- [Goal]: Copy all the entries word for word, but omit the pictures.

— START OF Material —

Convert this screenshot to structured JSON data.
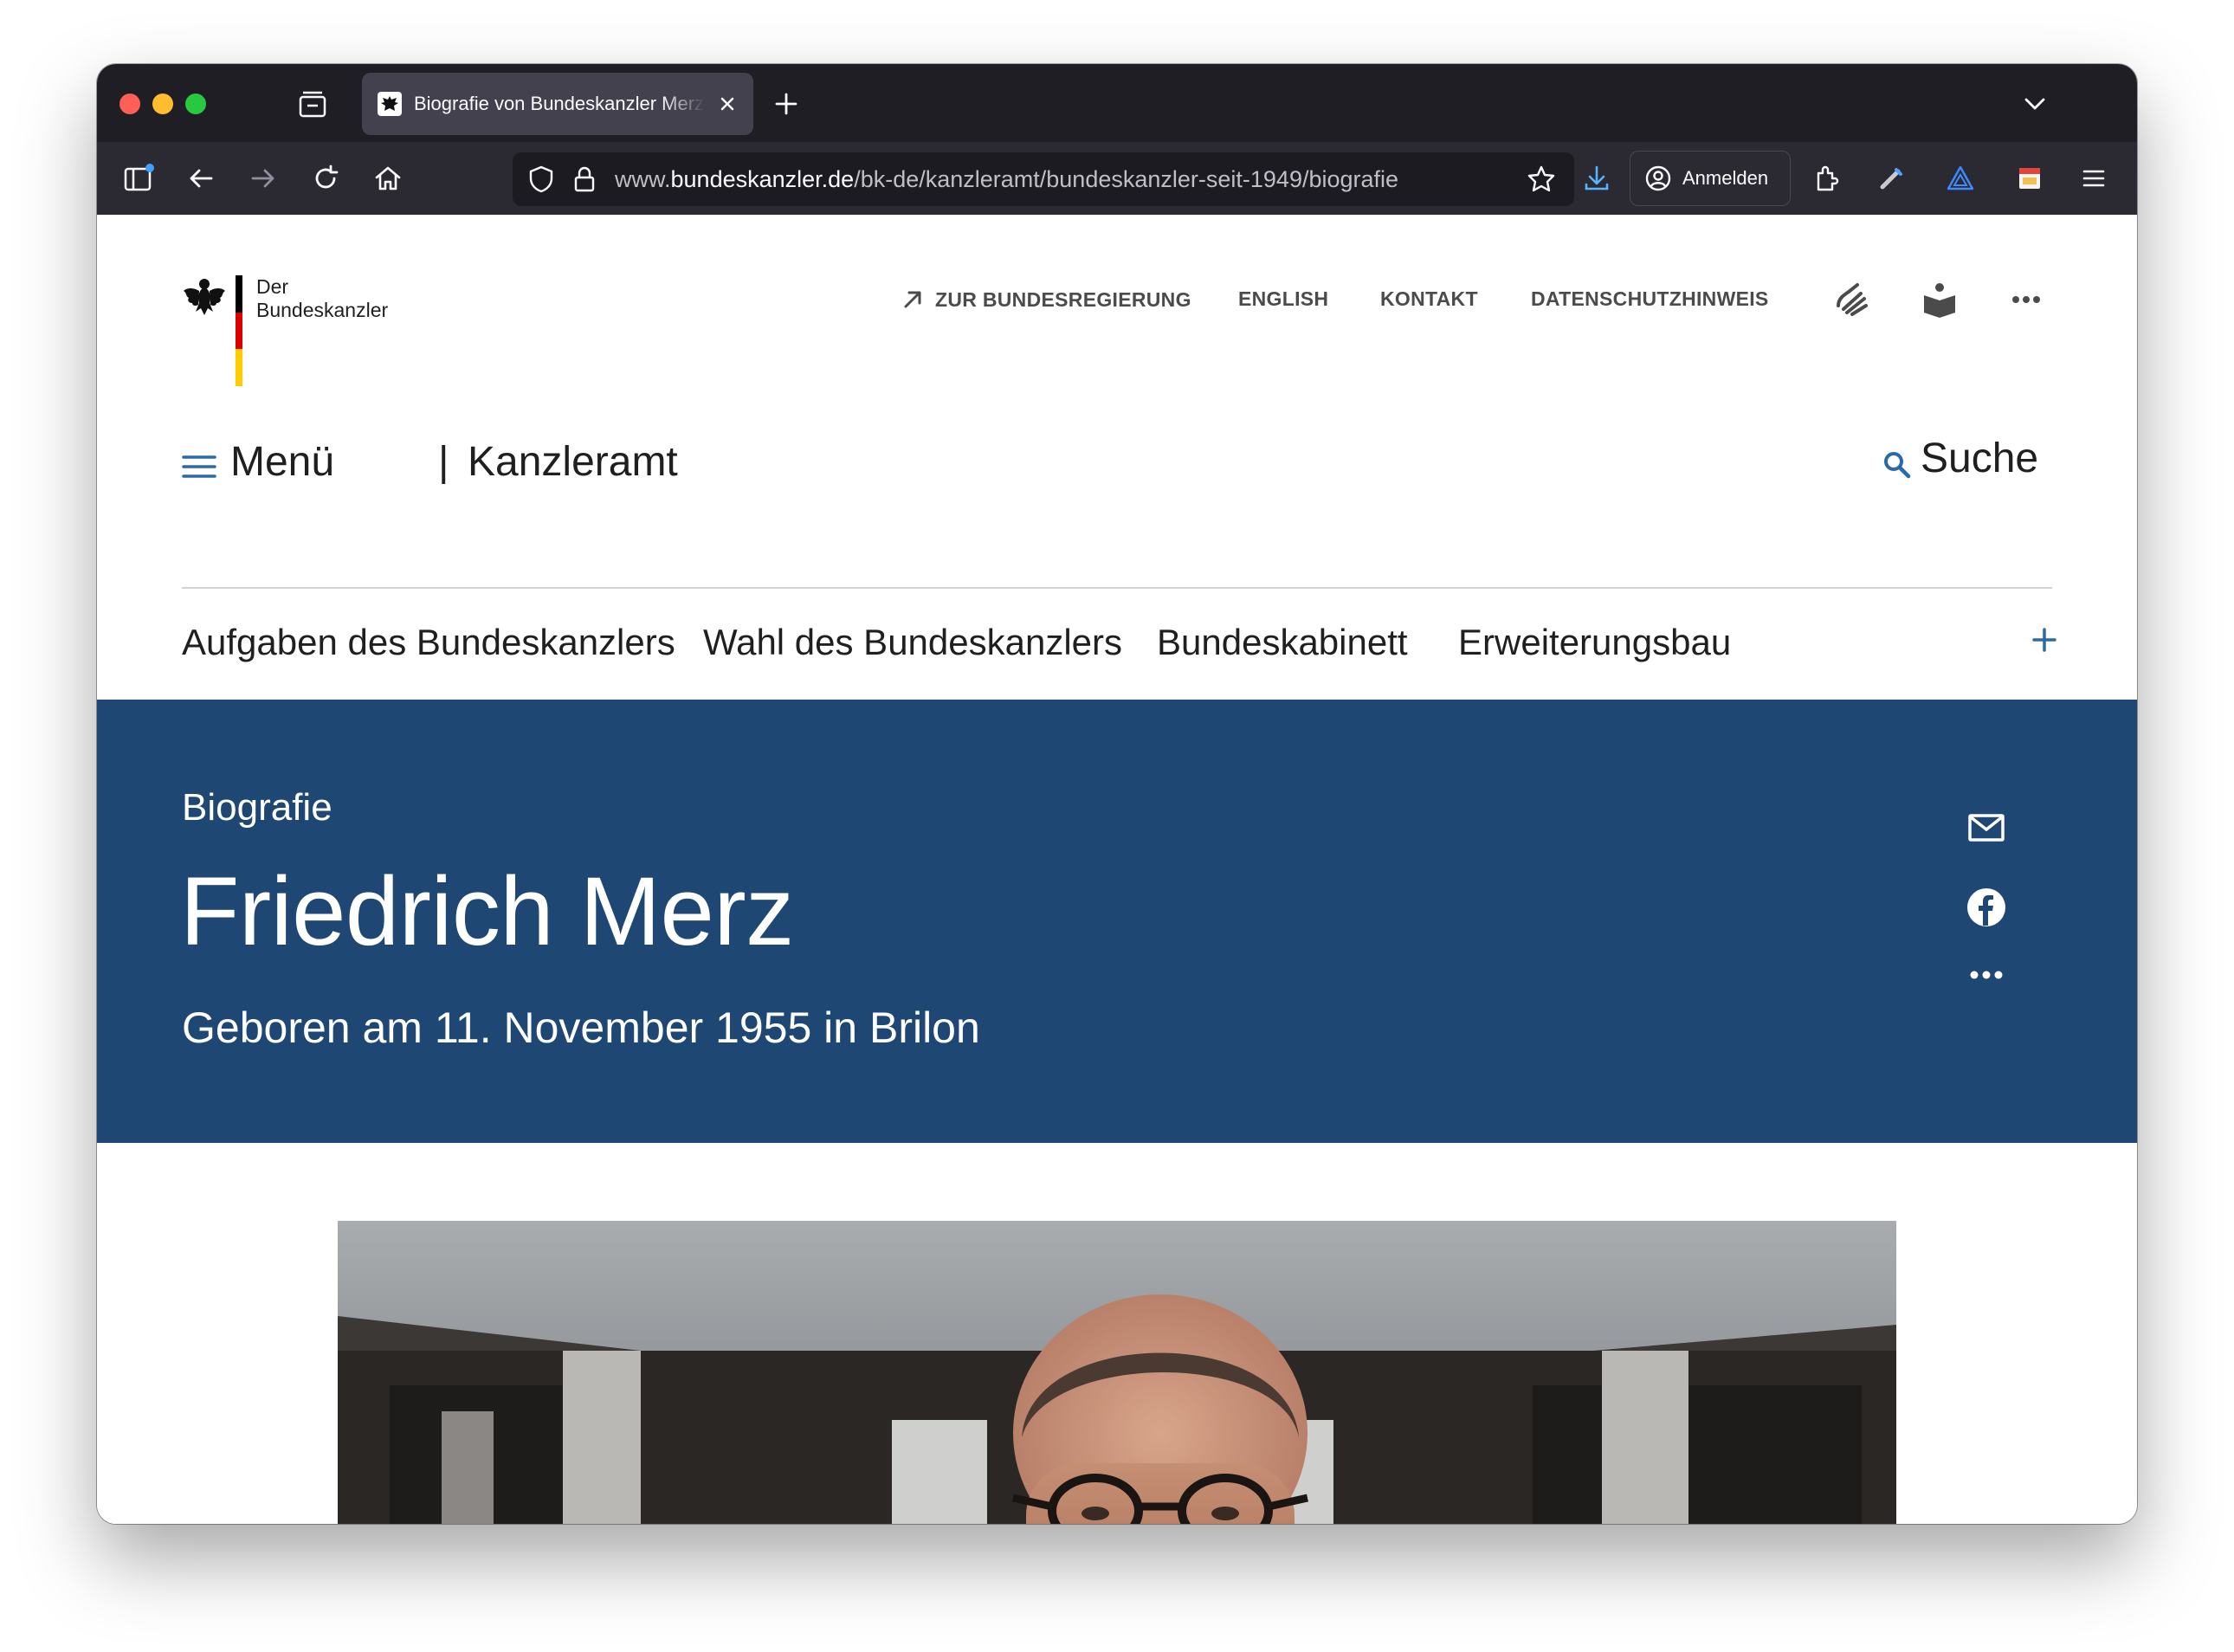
{
  "browser": {
    "tab_title": "Biografie von Bundeskanzler Merz",
    "url_prefix": "www.",
    "url_host": "bundeskanzler.de",
    "url_path": "/bk-de/kanzleramt/bundeskanzler-seit-1949/biografie",
    "signin_label": "Anmelden"
  },
  "site": {
    "logo_line1": "Der",
    "logo_line2": "Bundeskanzler",
    "service_nav": {
      "government_link": "ZUR BUNDESREGIERUNG",
      "english": "ENGLISH",
      "contact": "KONTAKT",
      "privacy": "DATENSCHUTZHINWEIS"
    },
    "menu_label": "Menü",
    "menu_separator": "|",
    "section_label": "Kanzleramt",
    "search_label": "Suche",
    "subnav": [
      "Aufgaben des Bundeskanzlers",
      "Wahl des Bundeskanzlers",
      "Bundeskabinett",
      "Erweiterungsbau"
    ]
  },
  "hero": {
    "kicker": "Biografie",
    "title": "Friedrich Merz",
    "subtitle": "Geboren am 11. November 1955 in Brilon"
  },
  "colors": {
    "hero_blue": "#1f4774",
    "accent_blue": "#2a6aa8",
    "flag_black": "#000000",
    "flag_red": "#dd0000",
    "flag_gold": "#ffcc00"
  }
}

— END OF Material —

- [The answer]:
Convert this screenshot to structured JSON data.
{
  "browser": {
    "tab_title": "Biografie von Bundeskanzler Merz",
    "url_prefix": "www.",
    "url_host": "bundeskanzler.de",
    "url_path": "/bk-de/kanzleramt/bundeskanzler-seit-1949/biografie",
    "signin_label": "Anmelden"
  },
  "site": {
    "logo_line1": "Der",
    "logo_line2": "Bundeskanzler",
    "service_nav": {
      "government_link": "ZUR BUNDESREGIERUNG",
      "english": "ENGLISH",
      "contact": "KONTAKT",
      "privacy": "DATENSCHUTZHINWEIS"
    },
    "menu_label": "Menü",
    "menu_separator": "|",
    "section_label": "Kanzleramt",
    "search_label": "Suche",
    "subnav": [
      "Aufgaben des Bundeskanzlers",
      "Wahl des Bundeskanzlers",
      "Bundeskabinett",
      "Erweiterungsbau"
    ]
  },
  "hero": {
    "kicker": "Biografie",
    "title": "Friedrich Merz",
    "subtitle": "Geboren am 11. November 1955 in Brilon"
  },
  "colors": {
    "hero_blue": "#1f4774",
    "accent_blue": "#2a6aa8",
    "flag_black": "#000000",
    "flag_red": "#dd0000",
    "flag_gold": "#ffcc00"
  }
}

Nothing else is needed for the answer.